> _Task statement_:
Write out every entry exactly as it stands.

> _The records_:
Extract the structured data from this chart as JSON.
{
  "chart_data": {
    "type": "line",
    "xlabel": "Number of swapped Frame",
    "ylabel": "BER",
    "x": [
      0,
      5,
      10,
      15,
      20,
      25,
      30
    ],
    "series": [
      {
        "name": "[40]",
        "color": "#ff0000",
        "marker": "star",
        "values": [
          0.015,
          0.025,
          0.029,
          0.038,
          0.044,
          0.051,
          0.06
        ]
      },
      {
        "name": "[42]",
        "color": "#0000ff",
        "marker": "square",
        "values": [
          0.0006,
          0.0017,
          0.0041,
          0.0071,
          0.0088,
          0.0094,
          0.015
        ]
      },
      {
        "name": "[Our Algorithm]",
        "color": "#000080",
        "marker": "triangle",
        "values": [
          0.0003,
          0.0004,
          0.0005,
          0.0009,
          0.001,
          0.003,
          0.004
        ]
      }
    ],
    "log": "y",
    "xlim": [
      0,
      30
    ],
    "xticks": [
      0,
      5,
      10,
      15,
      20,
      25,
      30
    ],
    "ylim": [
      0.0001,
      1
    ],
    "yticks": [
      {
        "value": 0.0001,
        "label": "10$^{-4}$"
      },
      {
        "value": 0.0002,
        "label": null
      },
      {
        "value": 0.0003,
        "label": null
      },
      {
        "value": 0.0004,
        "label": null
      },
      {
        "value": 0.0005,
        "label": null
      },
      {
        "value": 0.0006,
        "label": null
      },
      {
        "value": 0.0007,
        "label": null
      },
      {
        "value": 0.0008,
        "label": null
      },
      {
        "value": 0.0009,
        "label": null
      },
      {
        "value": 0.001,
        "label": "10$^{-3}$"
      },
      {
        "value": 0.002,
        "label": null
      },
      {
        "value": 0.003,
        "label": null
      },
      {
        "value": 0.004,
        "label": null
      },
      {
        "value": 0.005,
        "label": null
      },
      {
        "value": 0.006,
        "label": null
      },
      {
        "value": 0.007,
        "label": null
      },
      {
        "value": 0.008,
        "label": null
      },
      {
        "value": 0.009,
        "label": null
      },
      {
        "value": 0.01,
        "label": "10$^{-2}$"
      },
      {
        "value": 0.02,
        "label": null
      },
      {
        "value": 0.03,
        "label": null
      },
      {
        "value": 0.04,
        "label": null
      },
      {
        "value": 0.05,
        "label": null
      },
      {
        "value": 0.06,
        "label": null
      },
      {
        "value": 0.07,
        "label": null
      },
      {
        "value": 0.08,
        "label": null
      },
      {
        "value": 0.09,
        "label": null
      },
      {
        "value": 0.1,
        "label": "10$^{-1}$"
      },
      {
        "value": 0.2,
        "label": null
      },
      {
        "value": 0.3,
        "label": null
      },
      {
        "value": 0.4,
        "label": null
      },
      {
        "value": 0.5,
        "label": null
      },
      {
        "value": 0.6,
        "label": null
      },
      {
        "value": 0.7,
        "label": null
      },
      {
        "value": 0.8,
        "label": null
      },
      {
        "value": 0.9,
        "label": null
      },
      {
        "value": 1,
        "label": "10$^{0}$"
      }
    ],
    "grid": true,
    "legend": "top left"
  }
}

> _Correct result_:
Extract the structured data from this chart as JSON.
{
  "chart_data": {
    "type": "line",
    "xlabel": "Number of swapped Frame",
    "ylabel": "BER",
    "x": [
      0,
      5,
      10,
      15,
      20,
      25,
      30
    ],
    "series": [
      {
        "name": "[40]",
        "color": "#ff0000",
        "marker": "star",
        "values": [
          0.015,
          0.025,
          0.029,
          0.038,
          0.044,
          0.051,
          0.06
        ]
      },
      {
        "name": "[42]",
        "color": "#0000ff",
        "marker": "square",
        "values": [
          0.0006,
          0.0017,
          0.0041,
          0.0071,
          0.0088,
          0.0094,
          0.015
        ]
      },
      {
        "name": "[Our Algorithm]",
        "color": "#000080",
        "marker": "triangle",
        "values": [
          0.0003,
          0.0004,
          0.0005,
          0.0009,
          0.001,
          0.003,
          0.004
        ]
      }
    ],
    "log": "y",
    "xlim": [
      0,
      30
    ],
    "xticks": [
      0,
      5,
      10,
      15,
      20,
      25,
      30
    ],
    "ylim": [
      0.0001,
      1
    ],
    "yticks": [
      {
        "value": 0.0001,
        "label": "10$^{-4}$"
      },
      {
        "value": 0.0002,
        "label": null
      },
      {
        "value": 0.0003,
        "label": null
      },
      {
        "value": 0.0004,
        "label": null
      },
      {
        "value": 0.0005,
        "label": null
      },
      {
        "value": 0.0006,
        "label": null
      },
      {
        "value": 0.0007,
        "label": null
      },
      {
        "value": 0.0008,
        "label": null
      },
      {
        "value": 0.0009,
        "label": null
      },
      {
        "value": 0.001,
        "label": "10$^{-3}$"
      },
      {
        "value": 0.002,
        "label": null
      },
      {
        "value": 0.003,
        "label": null
      },
      {
        "value": 0.004,
        "label": null
      },
      {
        "value": 0.005,
        "label": null
      },
      {
        "value": 0.006,
        "label": null
      },
      {
        "value": 0.007,
        "label": null
      },
      {
        "value": 0.008,
        "label": null
      },
      {
        "value": 0.009,
        "label": null
      },
      {
        "value": 0.01,
        "label": "10$^{-2}$"
      },
      {
        "value": 0.02,
        "label": null
      },
      {
        "value": 0.03,
        "label": null
      },
      {
        "value": 0.04,
        "label": null
      },
      {
        "value": 0.05,
        "label": null
      },
      {
        "value": 0.06,
        "label": null
      },
      {
        "value": 0.07,
        "label": null
      },
      {
        "value": 0.08,
        "label": null
      },
      {
        "value": 0.09,
        "label": null
      },
      {
        "value": 0.1,
        "label": "10$^{-1}$"
      },
      {
        "value": 0.2,
        "label": null
      },
      {
        "value": 0.3,
        "label": null
      },
      {
        "value": 0.4,
        "label": null
      },
      {
        "value": 0.5,
        "label": null
      },
      {
        "value": 0.6,
        "label": null
      },
      {
        "value": 0.7,
        "label": null
      },
      {
        "value": 0.8,
        "label": null
      },
      {
        "value": 0.9,
        "label": null
      },
      {
        "value": 1,
        "label": "10$^{0}$"
      }
    ],
    "grid": true,
    "legend": "top left"
  }
}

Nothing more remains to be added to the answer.